= WORK TO BE COMPLETED =
Return the entries below verbatim. Pictures stay out.
# start of RECORDS SHOWN
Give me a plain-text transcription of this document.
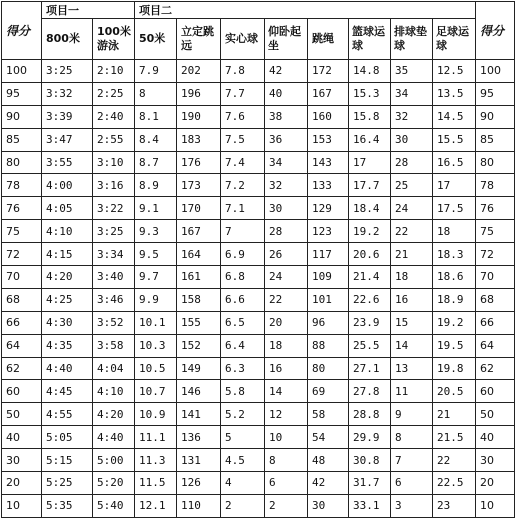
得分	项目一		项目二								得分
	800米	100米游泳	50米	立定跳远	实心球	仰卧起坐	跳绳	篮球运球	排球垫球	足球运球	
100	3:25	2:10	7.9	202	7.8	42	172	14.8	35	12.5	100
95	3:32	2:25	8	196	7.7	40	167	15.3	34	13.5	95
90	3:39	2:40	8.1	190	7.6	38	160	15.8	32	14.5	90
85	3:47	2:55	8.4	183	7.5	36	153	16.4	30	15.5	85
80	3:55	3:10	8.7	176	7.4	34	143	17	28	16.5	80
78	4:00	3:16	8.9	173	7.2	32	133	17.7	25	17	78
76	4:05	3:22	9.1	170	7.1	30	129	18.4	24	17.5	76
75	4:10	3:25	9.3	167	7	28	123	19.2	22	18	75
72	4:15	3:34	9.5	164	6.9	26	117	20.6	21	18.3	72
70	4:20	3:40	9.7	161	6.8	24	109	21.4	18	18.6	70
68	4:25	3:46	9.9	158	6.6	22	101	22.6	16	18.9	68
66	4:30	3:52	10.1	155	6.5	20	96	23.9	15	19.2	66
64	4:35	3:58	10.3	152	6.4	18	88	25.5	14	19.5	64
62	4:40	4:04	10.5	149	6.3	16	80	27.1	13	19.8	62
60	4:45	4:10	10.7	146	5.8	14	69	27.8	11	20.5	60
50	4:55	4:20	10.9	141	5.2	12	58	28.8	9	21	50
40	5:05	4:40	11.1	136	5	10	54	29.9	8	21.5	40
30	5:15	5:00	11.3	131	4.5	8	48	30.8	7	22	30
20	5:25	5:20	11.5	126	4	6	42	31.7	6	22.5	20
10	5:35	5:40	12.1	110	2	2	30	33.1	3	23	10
# end of RECORDS SHOWN
= EXPECTED ANSWER =
Give me a plain-text transcription of this document.
得分	项目一		项目二								得分
	800米	100米游泳	50米	立定跳远	实心球	仰卧起坐	跳绳	篮球运球	排球垫球	足球运球	
100	3:25	2:10	7.9	202	7.8	42	172	14.8	35	12.5	100
95	3:32	2:25	8	196	7.7	40	167	15.3	34	13.5	95
90	3:39	2:40	8.1	190	7.6	38	160	15.8	32	14.5	90
85	3:47	2:55	8.4	183	7.5	36	153	16.4	30	15.5	85
80	3:55	3:10	8.7	176	7.4	34	143	17	28	16.5	80
78	4:00	3:16	8.9	173	7.2	32	133	17.7	25	17	78
76	4:05	3:22	9.1	170	7.1	30	129	18.4	24	17.5	76
75	4:10	3:25	9.3	167	7	28	123	19.2	22	18	75
72	4:15	3:34	9.5	164	6.9	26	117	20.6	21	18.3	72
70	4:20	3:40	9.7	161	6.8	24	109	21.4	18	18.6	70
68	4:25	3:46	9.9	158	6.6	22	101	22.6	16	18.9	68
66	4:30	3:52	10.1	155	6.5	20	96	23.9	15	19.2	66
64	4:35	3:58	10.3	152	6.4	18	88	25.5	14	19.5	64
62	4:40	4:04	10.5	149	6.3	16	80	27.1	13	19.8	62
60	4:45	4:10	10.7	146	5.8	14	69	27.8	11	20.5	60
50	4:55	4:20	10.9	141	5.2	12	58	28.8	9	21	50
40	5:05	4:40	11.1	136	5	10	54	29.9	8	21.5	40
30	5:15	5:00	11.3	131	4.5	8	48	30.8	7	22	30
20	5:25	5:20	11.5	126	4	6	42	31.7	6	22.5	20
10	5:35	5:40	12.1	110	2	2	30	33.1	3	23	10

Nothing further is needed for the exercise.